EXERCISE GOAL: All of the data should be output character for character, except the pictures.

Dataset entries on figures:
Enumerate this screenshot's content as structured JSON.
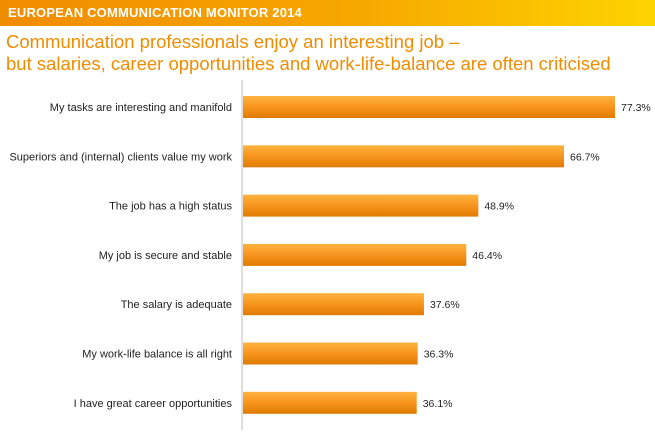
{
  "header": {
    "banner": "EUROPEAN COMMUNICATION MONITOR 2014",
    "title_line1": "Communication professionals enjoy an interesting job –",
    "title_line2": "but salaries, career opportunities and work-life-balance are often criticised"
  },
  "colors": {
    "accent": "#f08c00",
    "bar": "#f7941d"
  },
  "chart_data": {
    "type": "bar",
    "orientation": "horizontal",
    "categories": [
      "My tasks are interesting and manifold",
      "Superiors and (internal) clients value my work",
      "The job has a high status",
      "My job is secure and stable",
      "The salary is adequate",
      "My work-life balance is all right",
      "I have great career opportunities"
    ],
    "values": [
      77.3,
      66.7,
      48.9,
      46.4,
      37.6,
      36.3,
      36.1
    ],
    "value_labels": [
      "77.3%",
      "66.7%",
      "48.9%",
      "46.4%",
      "37.6%",
      "36.3%",
      "36.1%"
    ],
    "xlim": [
      0,
      100
    ],
    "grid": false,
    "legend": "none"
  }
}
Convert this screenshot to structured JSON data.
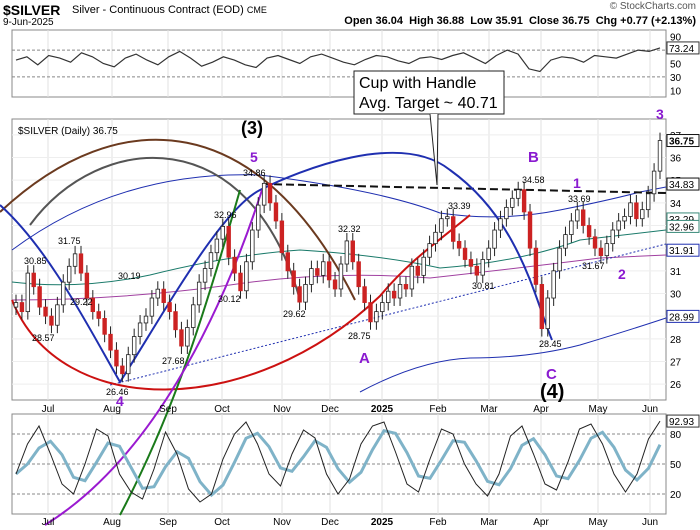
{
  "header": {
    "ticker": "$SILVER",
    "contract": "Silver - Continuous Contract (EOD)",
    "exchange": "CME",
    "date": "9-Jun-2025",
    "watermark": "© StockCharts.com",
    "open_label": "Open",
    "open": "36.04",
    "high_label": "High",
    "high": "36.88",
    "low_label": "Low",
    "low": "35.91",
    "close_label": "Close",
    "close": "36.75",
    "chg_label": "Chg",
    "chg": "+0.77 (+2.13%)"
  },
  "price_panel_label": "$SILVER (Daily) 36.75",
  "callout": {
    "line1": "Cup with Handle",
    "line2": "Avg. Target ~ 40.71"
  },
  "chart_data": [
    {
      "type": "line",
      "panel": "rsi",
      "y_ticks": [
        "90",
        "70",
        "50",
        "30",
        "10"
      ],
      "last_value_label": "73.24",
      "levels": [
        70,
        30
      ],
      "values": [
        55,
        60,
        48,
        62,
        58,
        52,
        66,
        60,
        50,
        45,
        58,
        64,
        55,
        48,
        60,
        68,
        58,
        46,
        52,
        60,
        55,
        48,
        44,
        58,
        62,
        56,
        50,
        60,
        64,
        58,
        52,
        48,
        56,
        62,
        60,
        54,
        50,
        58,
        60,
        56,
        62,
        66,
        58,
        50,
        62,
        70,
        64,
        42,
        38,
        55,
        60,
        58,
        52,
        62,
        60,
        58,
        64,
        70,
        68,
        73.24
      ]
    },
    {
      "type": "candlestick",
      "panel": "price",
      "ylim": [
        25.3,
        37.7
      ],
      "y_ticks": [
        26,
        27,
        28,
        29,
        30,
        31,
        32,
        33,
        34,
        35,
        36,
        37
      ],
      "x_ticks": [
        "Jul",
        "Aug",
        "Sep",
        "Oct",
        "Nov",
        "Dec",
        "2025",
        "Feb",
        "Mar",
        "Apr",
        "May",
        "Jun"
      ],
      "last_value_labels": [
        "36.75",
        "34.83",
        "33.29",
        "32.96",
        "31.91",
        "28.99"
      ],
      "close": [
        29.6,
        29.2,
        30.9,
        30.3,
        29.4,
        29.0,
        28.6,
        29.5,
        30.5,
        31.2,
        31.75,
        30.9,
        29.8,
        29.2,
        28.9,
        28.2,
        27.5,
        26.8,
        26.46,
        27.3,
        28.1,
        28.7,
        29.0,
        29.8,
        30.19,
        29.6,
        29.2,
        28.4,
        27.68,
        28.5,
        29.5,
        30.5,
        31.1,
        31.8,
        32.4,
        32.96,
        31.6,
        30.9,
        30.12,
        31.4,
        32.8,
        33.9,
        34.86,
        34.0,
        33.2,
        31.8,
        31.0,
        30.3,
        29.62,
        30.4,
        31.1,
        30.8,
        31.4,
        30.6,
        30.2,
        31.3,
        32.32,
        31.4,
        30.3,
        29.6,
        28.75,
        29.2,
        29.6,
        30.1,
        29.8,
        30.4,
        30.2,
        31.2,
        30.8,
        31.6,
        32.2,
        32.7,
        33.3,
        33.39,
        32.3,
        32.0,
        31.5,
        31.2,
        30.81,
        31.5,
        32.0,
        32.8,
        33.3,
        33.8,
        34.2,
        34.58,
        33.6,
        32.0,
        30.4,
        28.45,
        29.8,
        31.0,
        32.0,
        32.6,
        33.2,
        33.69,
        33.0,
        32.5,
        32.0,
        31.67,
        32.2,
        32.8,
        33.2,
        33.4,
        34.0,
        33.3,
        33.7,
        34.4,
        35.4,
        36.75
      ]
    },
    {
      "type": "line",
      "panel": "stochastic",
      "y_ticks": [
        "80",
        "50",
        "20"
      ],
      "last_value_label": "92.93",
      "values": [
        40,
        70,
        88,
        60,
        30,
        20,
        50,
        85,
        78,
        40,
        22,
        15,
        45,
        82,
        60,
        25,
        12,
        20,
        55,
        80,
        92,
        70,
        40,
        28,
        60,
        84,
        76,
        40,
        20,
        35,
        70,
        88,
        92,
        62,
        30,
        22,
        55,
        85,
        80,
        50,
        30,
        18,
        40,
        78,
        88,
        60,
        30,
        24,
        52,
        85,
        90,
        70,
        40,
        22,
        40,
        75,
        92.93
      ]
    }
  ],
  "annotations": {
    "price_labels": [
      "30.85",
      "31.75",
      "28.57",
      "29.22",
      "26.46",
      "30.19",
      "27.68",
      "32.96",
      "30.12",
      "34.86",
      "29.62",
      "32.32",
      "28.75",
      "33.39",
      "30.81",
      "34.58",
      "28.45",
      "33.69",
      "31.67"
    ],
    "waves": [
      "(3)",
      "5",
      "(4)",
      "A",
      "B",
      "C",
      "1",
      "2",
      "3",
      "4"
    ]
  }
}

WRITTEN RESPONSE:
Enumerate this screenshot's content as structured JSON.
{
  "header": {
    "banner": "EUROPEAN COMMUNICATION MONITOR 2014",
    "title_line1": "Communication professionals enjoy an interesting job –",
    "title_line2": "but salaries, career opportunities and work-life-balance are often criticised"
  },
  "colors": {
    "accent": "#f08c00",
    "bar": "#f7941d"
  },
  "chart_data": {
    "type": "bar",
    "orientation": "horizontal",
    "categories": [
      "My tasks are interesting and manifold",
      "Superiors and (internal) clients value my work",
      "The job has a high status",
      "My job is secure and stable",
      "The salary is adequate",
      "My work-life balance is all right",
      "I have great career opportunities"
    ],
    "values": [
      77.3,
      66.7,
      48.9,
      46.4,
      37.6,
      36.3,
      36.1
    ],
    "value_labels": [
      "77.3%",
      "66.7%",
      "48.9%",
      "46.4%",
      "37.6%",
      "36.3%",
      "36.1%"
    ],
    "xlim": [
      0,
      100
    ],
    "grid": false,
    "legend": "none"
  }
}
Convert this screenshot to structured JSON data.
{
  "header": {
    "ticker": "$SILVER",
    "contract": "Silver - Continuous Contract (EOD)",
    "exchange": "CME",
    "date": "9-Jun-2025",
    "watermark": "© StockCharts.com",
    "open_label": "Open",
    "open": "36.04",
    "high_label": "High",
    "high": "36.88",
    "low_label": "Low",
    "low": "35.91",
    "close_label": "Close",
    "close": "36.75",
    "chg_label": "Chg",
    "chg": "+0.77 (+2.13%)"
  },
  "price_panel_label": "$SILVER (Daily) 36.75",
  "callout": {
    "line1": "Cup with Handle",
    "line2": "Avg. Target ~ 40.71"
  },
  "chart_data": [
    {
      "type": "line",
      "panel": "rsi",
      "y_ticks": [
        "90",
        "70",
        "50",
        "30",
        "10"
      ],
      "last_value_label": "73.24",
      "levels": [
        70,
        30
      ],
      "values": [
        55,
        60,
        48,
        62,
        58,
        52,
        66,
        60,
        50,
        45,
        58,
        64,
        55,
        48,
        60,
        68,
        58,
        46,
        52,
        60,
        55,
        48,
        44,
        58,
        62,
        56,
        50,
        60,
        64,
        58,
        52,
        48,
        56,
        62,
        60,
        54,
        50,
        58,
        60,
        56,
        62,
        66,
        58,
        50,
        62,
        70,
        64,
        42,
        38,
        55,
        60,
        58,
        52,
        62,
        60,
        58,
        64,
        70,
        68,
        73.24
      ]
    },
    {
      "type": "candlestick",
      "panel": "price",
      "ylim": [
        25.3,
        37.7
      ],
      "y_ticks": [
        26,
        27,
        28,
        29,
        30,
        31,
        32,
        33,
        34,
        35,
        36,
        37
      ],
      "x_ticks": [
        "Jul",
        "Aug",
        "Sep",
        "Oct",
        "Nov",
        "Dec",
        "2025",
        "Feb",
        "Mar",
        "Apr",
        "May",
        "Jun"
      ],
      "last_value_labels": [
        "36.75",
        "34.83",
        "33.29",
        "32.96",
        "31.91",
        "28.99"
      ],
      "close": [
        29.6,
        29.2,
        30.9,
        30.3,
        29.4,
        29.0,
        28.6,
        29.5,
        30.5,
        31.2,
        31.75,
        30.9,
        29.8,
        29.2,
        28.9,
        28.2,
        27.5,
        26.8,
        26.46,
        27.3,
        28.1,
        28.7,
        29.0,
        29.8,
        30.19,
        29.6,
        29.2,
        28.4,
        27.68,
        28.5,
        29.5,
        30.5,
        31.1,
        31.8,
        32.4,
        32.96,
        31.6,
        30.9,
        30.12,
        31.4,
        32.8,
        33.9,
        34.86,
        34.0,
        33.2,
        31.8,
        31.0,
        30.3,
        29.62,
        30.4,
        31.1,
        30.8,
        31.4,
        30.6,
        30.2,
        31.3,
        32.32,
        31.4,
        30.3,
        29.6,
        28.75,
        29.2,
        29.6,
        30.1,
        29.8,
        30.4,
        30.2,
        31.2,
        30.8,
        31.6,
        32.2,
        32.7,
        33.3,
        33.39,
        32.3,
        32.0,
        31.5,
        31.2,
        30.81,
        31.5,
        32.0,
        32.8,
        33.3,
        33.8,
        34.2,
        34.58,
        33.6,
        32.0,
        30.4,
        28.45,
        29.8,
        31.0,
        32.0,
        32.6,
        33.2,
        33.69,
        33.0,
        32.5,
        32.0,
        31.67,
        32.2,
        32.8,
        33.2,
        33.4,
        34.0,
        33.3,
        33.7,
        34.4,
        35.4,
        36.75
      ]
    },
    {
      "type": "line",
      "panel": "stochastic",
      "y_ticks": [
        "80",
        "50",
        "20"
      ],
      "last_value_label": "92.93",
      "values": [
        40,
        70,
        88,
        60,
        30,
        20,
        50,
        85,
        78,
        40,
        22,
        15,
        45,
        82,
        60,
        25,
        12,
        20,
        55,
        80,
        92,
        70,
        40,
        28,
        60,
        84,
        76,
        40,
        20,
        35,
        70,
        88,
        92,
        62,
        30,
        22,
        55,
        85,
        80,
        50,
        30,
        18,
        40,
        78,
        88,
        60,
        30,
        24,
        52,
        85,
        90,
        70,
        40,
        22,
        40,
        75,
        92.93
      ]
    }
  ],
  "annotations": {
    "price_labels": [
      "30.85",
      "31.75",
      "28.57",
      "29.22",
      "26.46",
      "30.19",
      "27.68",
      "32.96",
      "30.12",
      "34.86",
      "29.62",
      "32.32",
      "28.75",
      "33.39",
      "30.81",
      "34.58",
      "28.45",
      "33.69",
      "31.67"
    ],
    "waves": [
      "(3)",
      "5",
      "(4)",
      "A",
      "B",
      "C",
      "1",
      "2",
      "3",
      "4"
    ]
  }
}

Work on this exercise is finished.